Goal of the exercise
Return all lines from the listing below in which the string "does" occurs.
Start of Data
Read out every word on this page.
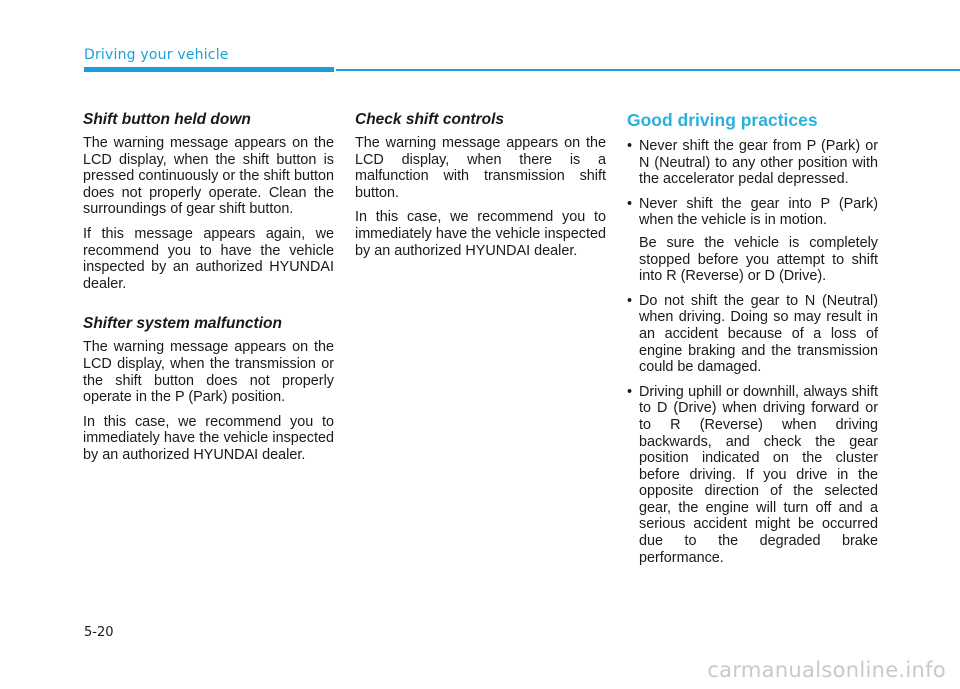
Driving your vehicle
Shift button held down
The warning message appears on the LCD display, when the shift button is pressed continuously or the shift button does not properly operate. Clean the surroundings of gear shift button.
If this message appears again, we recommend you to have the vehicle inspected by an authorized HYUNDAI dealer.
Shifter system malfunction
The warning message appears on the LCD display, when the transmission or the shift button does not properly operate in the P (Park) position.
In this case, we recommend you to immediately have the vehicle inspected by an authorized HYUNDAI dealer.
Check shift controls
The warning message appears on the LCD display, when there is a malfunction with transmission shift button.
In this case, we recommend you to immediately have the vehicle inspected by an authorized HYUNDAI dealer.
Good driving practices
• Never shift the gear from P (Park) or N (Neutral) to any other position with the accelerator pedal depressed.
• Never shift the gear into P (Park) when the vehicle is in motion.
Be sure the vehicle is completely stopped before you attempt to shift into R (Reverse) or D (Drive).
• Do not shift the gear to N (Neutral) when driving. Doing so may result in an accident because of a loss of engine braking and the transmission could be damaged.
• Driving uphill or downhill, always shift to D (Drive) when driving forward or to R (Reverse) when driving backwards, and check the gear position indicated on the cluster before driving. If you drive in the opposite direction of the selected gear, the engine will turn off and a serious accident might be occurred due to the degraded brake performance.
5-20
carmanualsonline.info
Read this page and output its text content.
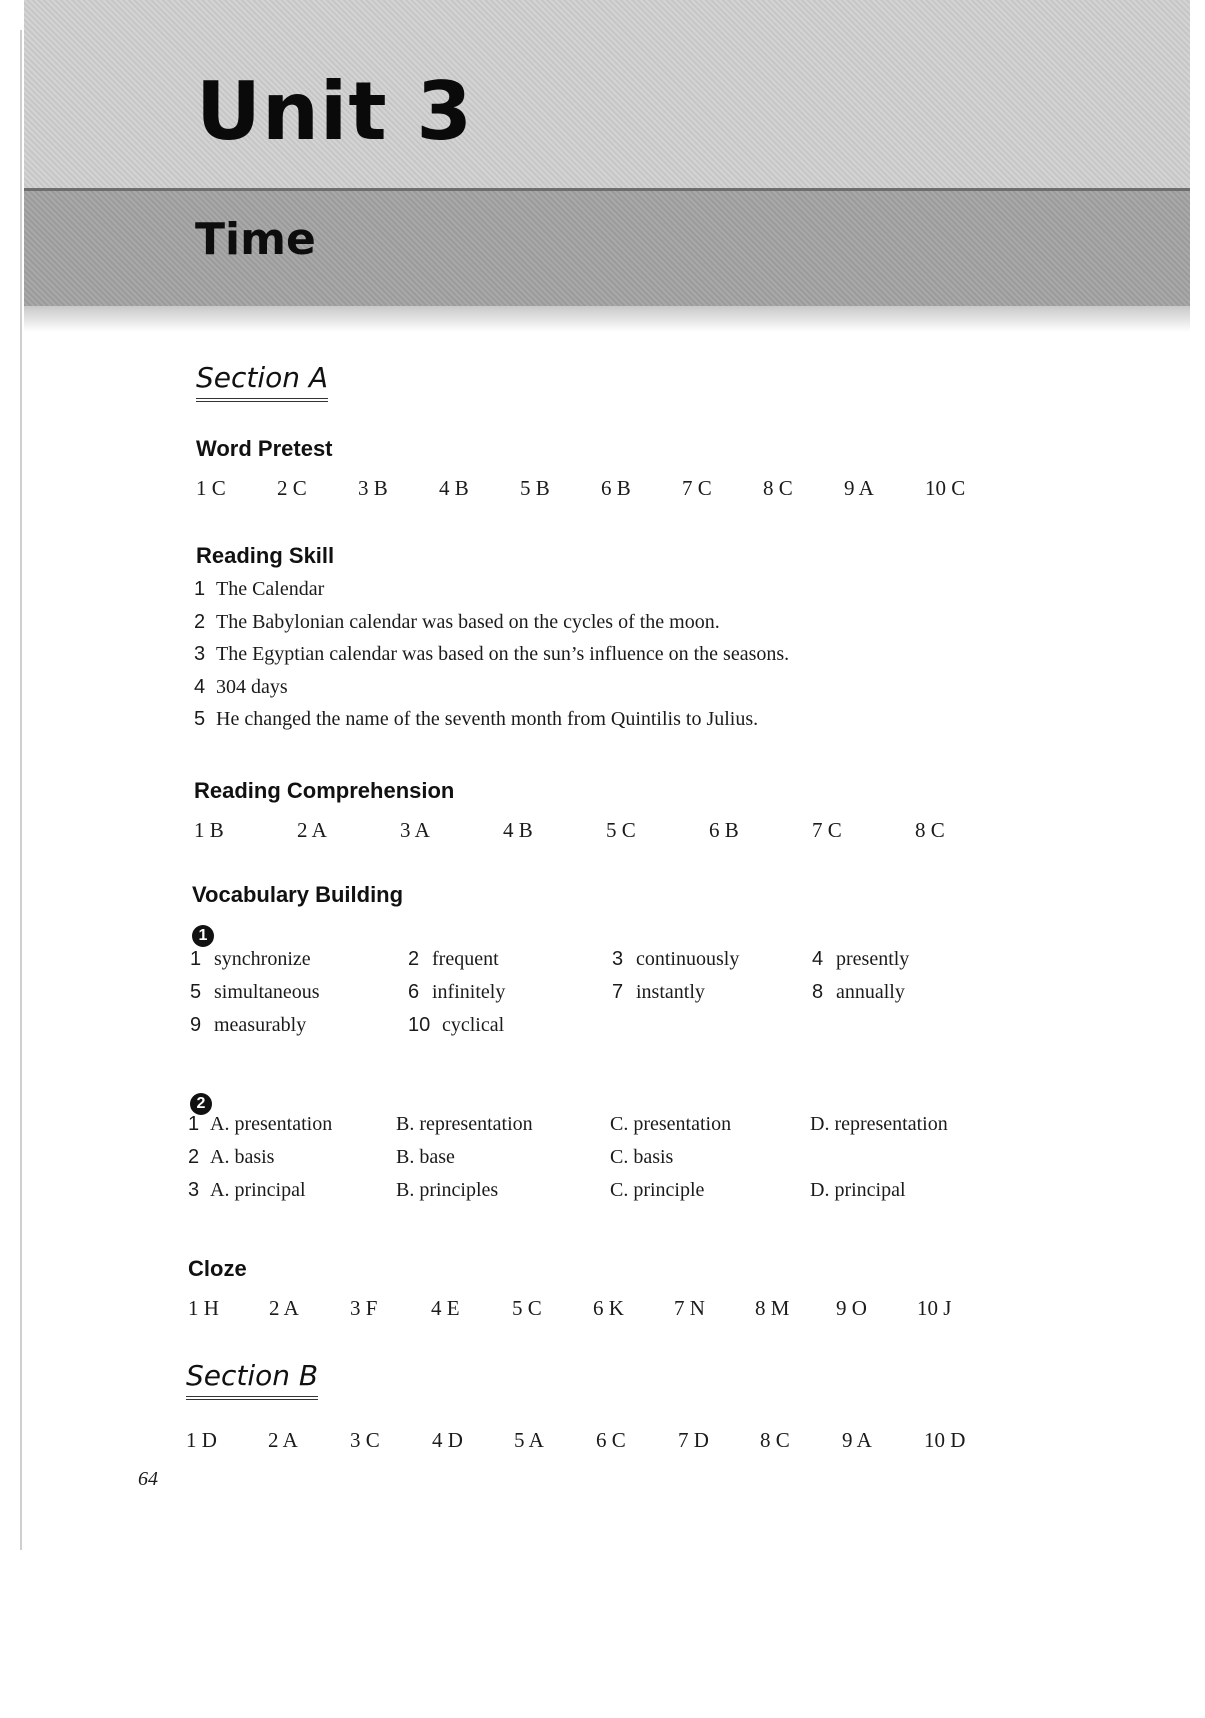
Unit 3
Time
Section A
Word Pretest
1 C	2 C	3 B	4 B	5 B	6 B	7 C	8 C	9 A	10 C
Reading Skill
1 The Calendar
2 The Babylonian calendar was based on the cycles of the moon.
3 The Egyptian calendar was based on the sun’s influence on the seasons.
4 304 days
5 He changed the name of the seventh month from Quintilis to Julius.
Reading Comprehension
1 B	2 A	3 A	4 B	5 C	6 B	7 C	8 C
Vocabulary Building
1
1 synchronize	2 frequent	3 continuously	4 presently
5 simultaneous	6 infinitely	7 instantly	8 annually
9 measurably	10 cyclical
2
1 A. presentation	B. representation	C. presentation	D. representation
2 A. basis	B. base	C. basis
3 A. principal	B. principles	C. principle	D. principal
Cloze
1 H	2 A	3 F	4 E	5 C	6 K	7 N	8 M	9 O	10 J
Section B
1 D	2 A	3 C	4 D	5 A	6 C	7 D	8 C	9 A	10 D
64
End of Data
Result
The warning message appears on the LCD display, when the shift button is pressed continuously or the shift button does not properly operate. Clean the surroundings of gear shift button.
The warning message appears on the LCD display, when the transmission or the shift button does not properly operate in the P (Park) position.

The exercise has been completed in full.